Web page and app entries:

>>

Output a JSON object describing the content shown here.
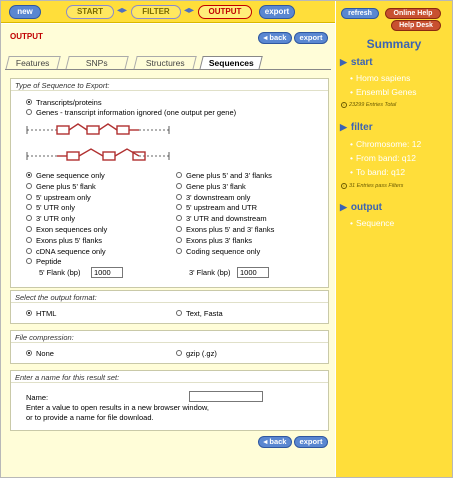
{
  "nav": {
    "new": "new",
    "start": "START",
    "filter": "FILTER",
    "output": "OUTPUT",
    "export": "export"
  },
  "main": {
    "title": "OUTPUT",
    "back": "back",
    "export": "export",
    "tabs": [
      "Features",
      "SNPs",
      "Structures",
      "Sequences"
    ]
  },
  "sequence_type": {
    "heading": "Type of Sequence to Export:",
    "modes": [
      "Transcripts/proteins",
      "Genes - transcript information ignored (one output per gene)"
    ],
    "left_options": [
      "Gene sequence only",
      "Gene plus 5' flank",
      "5' upstream only",
      "5' UTR only",
      "3' UTR only",
      "Exon sequences only",
      "Exons plus 5' flanks",
      "cDNA sequence only",
      "Peptide"
    ],
    "right_options": [
      "Gene plus 5' and 3' flanks",
      "Gene plus 3' flank",
      "3' downstream only",
      "5' upstream and UTR",
      "3' UTR and downstream",
      "Exons plus 5' and 3' flanks",
      "Exons plus 3' flanks",
      "Coding sequence only"
    ],
    "flank5_label": "5' Flank (bp)",
    "flank5_value": "1000",
    "flank3_label": "3' Flank (bp)",
    "flank3_value": "1000"
  },
  "format": {
    "heading": "Select the output format:",
    "html": "HTML",
    "text": "Text, Fasta"
  },
  "compression": {
    "heading": "File compression:",
    "none": "None",
    "gzip": "gzip (.gz)"
  },
  "result_name": {
    "heading": "Enter a name for this result set:",
    "label": "Name:",
    "value": "",
    "help1": "Enter a value to open results in a new browser window,",
    "help2": "or to provide a name for file download."
  },
  "sidebar": {
    "refresh": "refresh",
    "online_help": "Online Help",
    "help_desk": "Help Desk",
    "summary": "Summary",
    "start_label": "start",
    "start_items": [
      "Homo sapiens",
      "Ensembl Genes"
    ],
    "start_note": "23299 Entries Total",
    "filter_label": "filter",
    "filter_items": [
      "Chromosome: 12",
      "From band: q12",
      "To band: q12"
    ],
    "filter_note": "31 Entries pass Filters",
    "output_label": "output",
    "output_items": [
      "Sequence"
    ]
  },
  "colors": {
    "nav_yellow": "#ffde3a",
    "panel_cream": "#fffdd8",
    "link_blue": "#3b63b4",
    "accent_red": "#c00000",
    "diagram_red": "#b03030"
  }
}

<<

:: Instructions to follow ::
The preceding entries are to be written out again exactly, with the pictures removed.

:: Result of the exercise ::
Output a JSON object describing the content shown here.
{
  "nav": {
    "new": "new",
    "start": "START",
    "filter": "FILTER",
    "output": "OUTPUT",
    "export": "export"
  },
  "main": {
    "title": "OUTPUT",
    "back": "back",
    "export": "export",
    "tabs": [
      "Features",
      "SNPs",
      "Structures",
      "Sequences"
    ]
  },
  "sequence_type": {
    "heading": "Type of Sequence to Export:",
    "modes": [
      "Transcripts/proteins",
      "Genes - transcript information ignored (one output per gene)"
    ],
    "left_options": [
      "Gene sequence only",
      "Gene plus 5' flank",
      "5' upstream only",
      "5' UTR only",
      "3' UTR only",
      "Exon sequences only",
      "Exons plus 5' flanks",
      "cDNA sequence only",
      "Peptide"
    ],
    "right_options": [
      "Gene plus 5' and 3' flanks",
      "Gene plus 3' flank",
      "3' downstream only",
      "5' upstream and UTR",
      "3' UTR and downstream",
      "Exons plus 5' and 3' flanks",
      "Exons plus 3' flanks",
      "Coding sequence only"
    ],
    "flank5_label": "5' Flank (bp)",
    "flank5_value": "1000",
    "flank3_label": "3' Flank (bp)",
    "flank3_value": "1000"
  },
  "format": {
    "heading": "Select the output format:",
    "html": "HTML",
    "text": "Text, Fasta"
  },
  "compression": {
    "heading": "File compression:",
    "none": "None",
    "gzip": "gzip (.gz)"
  },
  "result_name": {
    "heading": "Enter a name for this result set:",
    "label": "Name:",
    "value": "",
    "help1": "Enter a value to open results in a new browser window,",
    "help2": "or to provide a name for file download."
  },
  "sidebar": {
    "refresh": "refresh",
    "online_help": "Online Help",
    "help_desk": "Help Desk",
    "summary": "Summary",
    "start_label": "start",
    "start_items": [
      "Homo sapiens",
      "Ensembl Genes"
    ],
    "start_note": "23299 Entries Total",
    "filter_label": "filter",
    "filter_items": [
      "Chromosome: 12",
      "From band: q12",
      "To band: q12"
    ],
    "filter_note": "31 Entries pass Filters",
    "output_label": "output",
    "output_items": [
      "Sequence"
    ]
  },
  "colors": {
    "nav_yellow": "#ffde3a",
    "panel_cream": "#fffdd8",
    "link_blue": "#3b63b4",
    "accent_red": "#c00000",
    "diagram_red": "#b03030"
  }
}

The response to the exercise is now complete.